TASK INSTRUCTIONS:
List each line holding the string "Krimibestenliste".

(Collected data)
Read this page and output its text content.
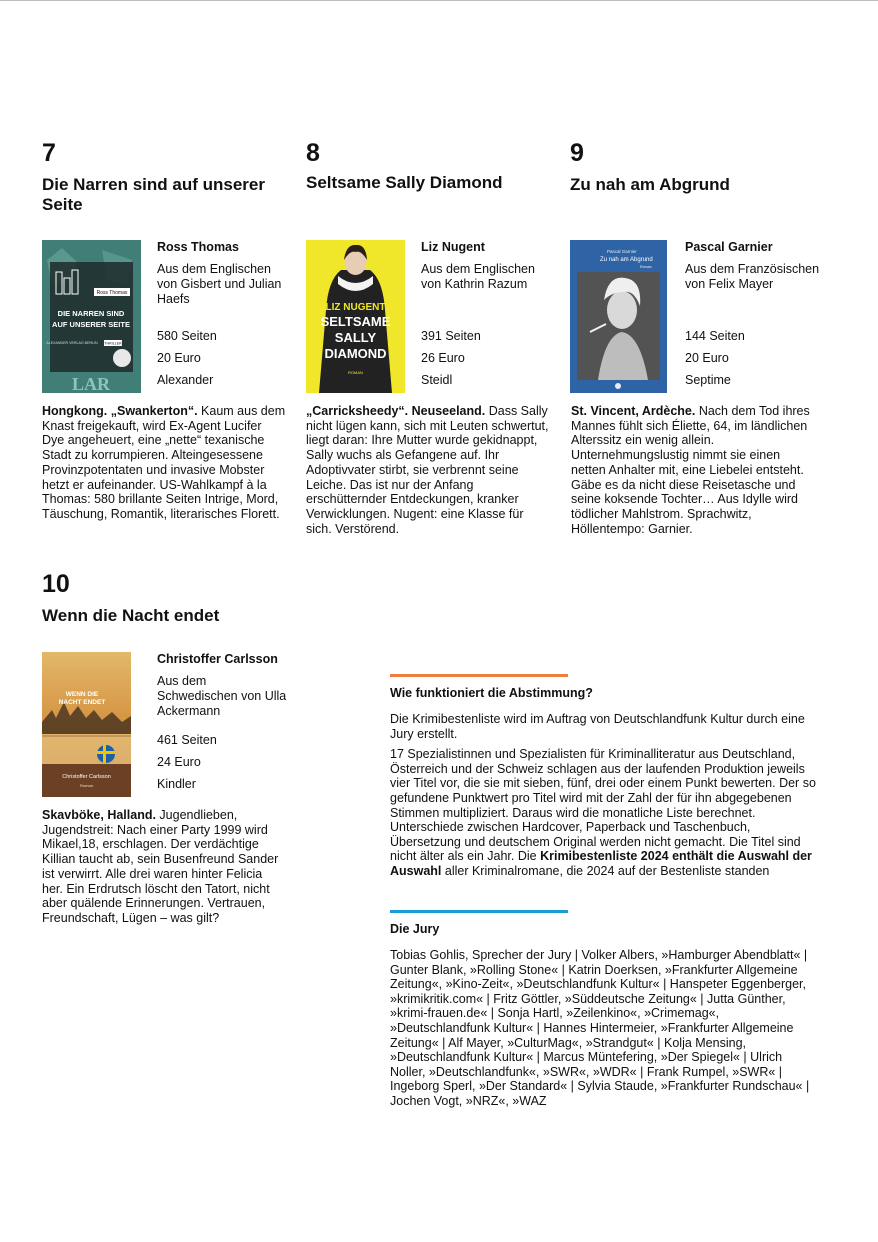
7
Die Narren sind auf unserer Seite
Ross Thomas
DIE NARREN SIND
AUF UNSERER SEITE
ALEXANDER VERLAG BERLIN THRILLER
LAR
Ross Thomas
Aus dem Englischen von Gisbert und Julian Haefs
580 Seiten
20 Euro
Alexander
Hongkong. „Swankerton“. Kaum aus dem Knast freigekauft, wird Ex-Agent Lucifer Dye angeheuert, eine „nette“ texanische Stadt zu korrumpieren. Alteingesessene Provinzpotentaten und invasive Mobster hetzt er aufeinander. US-Wahlkampf à la Thomas: 580 brillante Seiten Intrige, Mord, Täuschung, Romantik, literarisches Florett.
8
Seltsame Sally Diamond
LIZ NUGENT
SELTSAME
SALLY
DIAMOND
ROMAN
Liz Nugent
Aus dem Englischen von Kathrin Razum
391 Seiten
26 Euro
Steidl
„Carricksheedy“. Neuseeland. Dass Sally nicht lügen kann, sich mit Leuten schwertut, liegt daran: Ihre Mutter wurde gekidnappt, Sally wuchs als Gefangene auf. Ihr Adoptivvater stirbt, sie verbrennt seine Leiche. Das ist nur der Anfang erschütternder Entdeckungen, kranker Verwicklungen. Nugent: eine Klasse für sich. Verstörend.
9
Zu nah am Abgrund
Pascal Garnier
Zu nah am Abgrund
Roman
Pascal Garnier
Aus dem Französischen von Felix Mayer
144 Seiten
20 Euro
Septime
St. Vincent, Ardèche. Nach dem Tod ihres Mannes fühlt sich Éliette, 64, im ländlichen Alterssitz ein wenig allein. Unternehmungslustig nimmt sie einen netten Anhalter mit, eine Liebelei entsteht. Gäbe es da nicht diese Reisetasche und seine koksende Tochter… Aus Idylle wird tödlicher Mahlstrom. Sprachwitz, Höllentempo: Garnier.
10
Wenn die Nacht endet
WENN DIE
NACHT ENDET
Christoffer Carlsson
Roman
Christoffer Carlsson
Aus dem Schwedischen von Ulla Ackermann
461 Seiten
24 Euro
Kindler
Skavböke, Halland. Jugendlieben, Jugendstreit: Nach einer Party 1999 wird Mikael,18, erschlagen. Der verdächtige Killian taucht ab, sein Busenfreund Sander ist verwirrt. Alle drei waren hinter Felicia her. Ein Erdrutsch löscht den Tatort, nicht aber quälende Erinnerungen. Vertrauen, Freundschaft, Lügen – was gilt?
Wie funktioniert die Abstimmung?

Die Krimibestenliste wird im Auftrag von Deutschlandfunk Kultur durch eine Jury erstellt.

17 Spezialistinnen und Spezialisten für Kriminalliteratur aus Deutschland, Österreich und der Schweiz schlagen aus der laufenden Produktion jeweils vier Titel vor, die sie mit sieben, fünf, drei oder einem Punkt bewerten. Der so gefundene Punktwert pro Titel wird mit der Zahl der für ihn abgegebenen Stimmen multipliziert. Daraus wird die monatliche Liste berechnet. Unterschiede zwischen Hardcover, Paperback und Taschenbuch, Übersetzung und deutschem Original werden nicht gemacht. Die Titel sind nicht älter als ein Jahr. Die Krimibestenliste 2024 enthält die Auswahl der Auswahl aller Kriminalromane, die 2024 auf der Bestenliste standen

Die Jury
Tobias Gohlis, Sprecher der Jury | Volker Albers, »Hamburger Abendblatt« | Gunter Blank, »Rolling Stone« | Katrin Doerksen, »Frankfurter Allgemeine Zeitung«, »Kino-Zeit«, »Deutschlandfunk Kultur« | Hanspeter Eggenberger, »krimikritik.com« | Fritz Göttler, »Süddeutsche Zeitung« | Jutta Günther, »krimi-frauen.de« | Sonja Hartl, »Zeilenkino«, »Crimemag«, »Deutschlandfunk Kultur« | Hannes Hintermeier, »Frankfurter Allgemeine Zeitung« | Alf Mayer, »CulturMag«, »Strandgut« | Kolja Mensing, »Deutschlandfunk Kultur« | Marcus Müntefering, »Der Spiegel« | Ulrich Noller, »Deutschlandfunk«, »SWR«, »WDR« | Frank Rumpel, »SWR« | Ingeborg Sperl, »Der Standard« | Sylvia Staude, »Frankfurter Rundschau« | Jochen Vogt, »NRZ«, »WAZ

TASK ANSWER:
Die Krimibestenliste wird im Auftrag von Deutschlandfunk Kultur durch eine Jury erstellt.
17 Spezialistinnen und Spezialisten für Kriminalliteratur aus Deutschland, Österreich und der Schweiz schlagen aus der laufenden Produktion jeweils vier Titel vor, die sie mit sieben, fünf, drei oder einem Punkt bewerten. Der so gefundene Punktwert pro Titel wird mit der Zahl der für ihn abgegebenen Stimmen multipliziert. Daraus wird die monatliche Liste berechnet. Unterschiede zwischen Hardcover, Paperback und Taschenbuch, Übersetzung und deutschem Original werden nicht gemacht. Die Titel sind nicht älter als ein Jahr. Die Krimibestenliste 2024 enthält die Auswahl der Auswahl aller Kriminalromane, die 2024 auf der Bestenliste standen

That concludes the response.